Print the entries below word for word; the pictures stay out of your copy.
*** The records
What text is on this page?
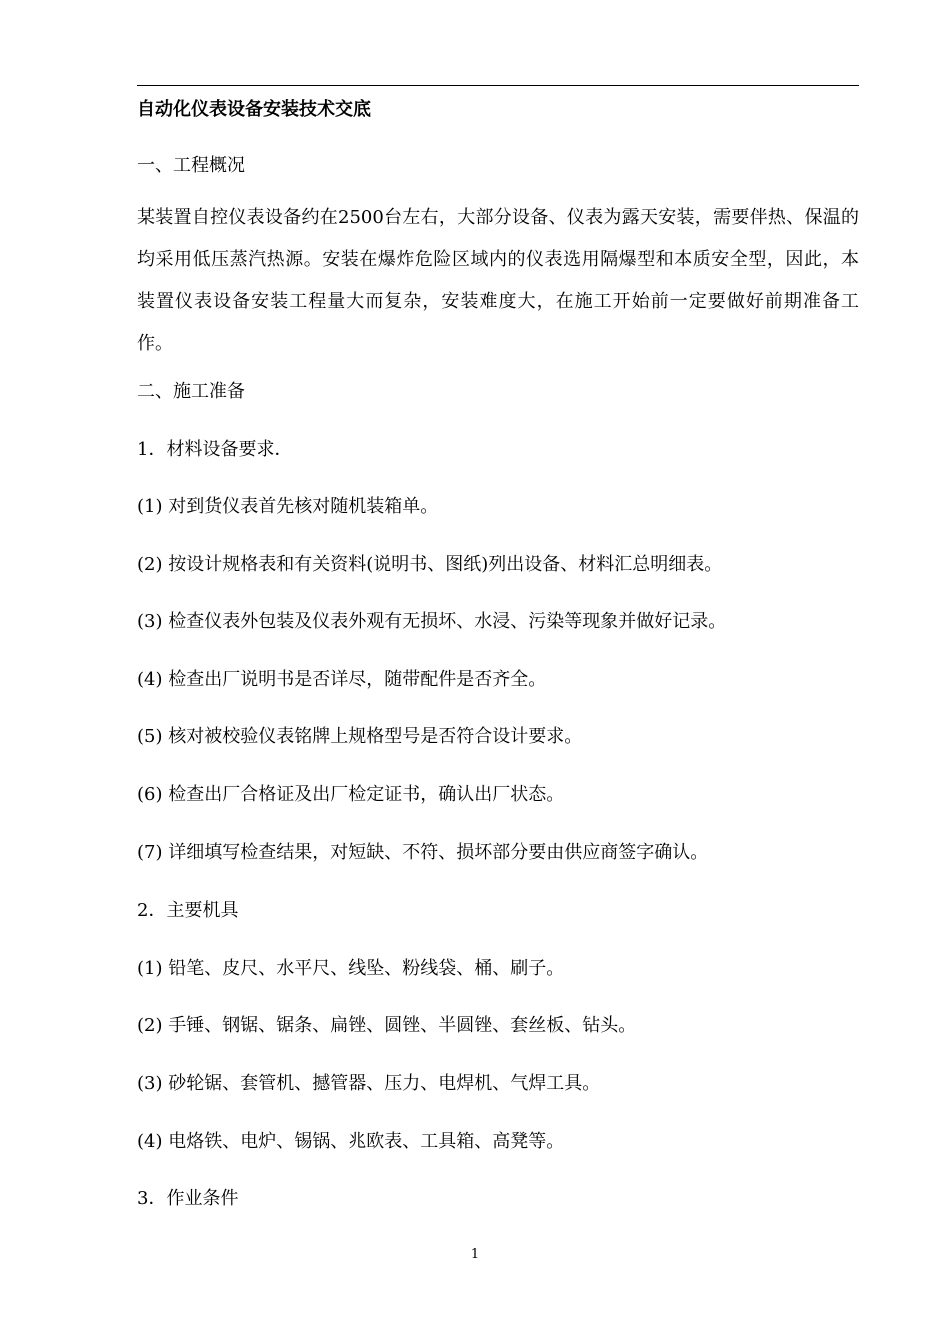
自动化仪表设备安装技术交底
一、工程概况
某装置自控仪表设备约在2500台左右，大部分设备、仪表为露天安装，需要伴热、保温的
均采用低压蒸汽热源。安装在爆炸危险区域内的仪表选用隔爆型和本质安全型，因此，本
装置仪表设备安装工程量大而复杂，安装难度大，在施工开始前一定要做好前期准备工
作。
二、施工准备
1．材料设备要求．
(1) 对到货仪表首先核对随机装箱单。
(2) 按设计规格表和有关资料(说明书、图纸)列出设备、材料汇总明细表。
(3) 检查仪表外包装及仪表外观有无损坏、水浸、污染等现象并做好记录。
(4) 检查出厂说明书是否详尽，随带配件是否齐全。
(5) 核对被校验仪表铭牌上规格型号是否符合设计要求。
(6) 检查出厂合格证及出厂检定证书，确认出厂状态。
(7) 详细填写检查结果，对短缺、不符、损坏部分要由供应商签字确认。
2．主要机具
(1) 铅笔、皮尺、水平尺、线坠、粉线袋、桶、刷子。
(2) 手锤、钢锯、锯条、扁锉、圆锉、半圆锉、套丝板、钻头。
(3) 砂轮锯、套管机、撼管器、压力、电焊机、气焊工具。
(4) 电烙铁、电炉、锡锅、兆欧表、工具箱、高凳等。
3．作业条件
1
******
• [Written solution]
What text is on this page?
自动化仪表设备安装技术交底
一、工程概况
某装置自控仪表设备约在2500台左右，大部分设备、仪表为露天安装，需要伴热、保温的
均采用低压蒸汽热源。安装在爆炸危险区域内的仪表选用隔爆型和本质安全型，因此，本
装置仪表设备安装工程量大而复杂，安装难度大，在施工开始前一定要做好前期准备工
作。
二、施工准备
1．材料设备要求．
(1) 对到货仪表首先核对随机装箱单。
(2) 按设计规格表和有关资料(说明书、图纸)列出设备、材料汇总明细表。
(3) 检查仪表外包装及仪表外观有无损坏、水浸、污染等现象并做好记录。
(4) 检查出厂说明书是否详尽，随带配件是否齐全。
(5) 核对被校验仪表铭牌上规格型号是否符合设计要求。
(6) 检查出厂合格证及出厂检定证书，确认出厂状态。
(7) 详细填写检查结果，对短缺、不符、损坏部分要由供应商签字确认。
2．主要机具
(1) 铅笔、皮尺、水平尺、线坠、粉线袋、桶、刷子。
(2) 手锤、钢锯、锯条、扁锉、圆锉、半圆锉、套丝板、钻头。
(3) 砂轮锯、套管机、撼管器、压力、电焊机、气焊工具。
(4) 电烙铁、电炉、锡锅、兆欧表、工具箱、高凳等。
3．作业条件
1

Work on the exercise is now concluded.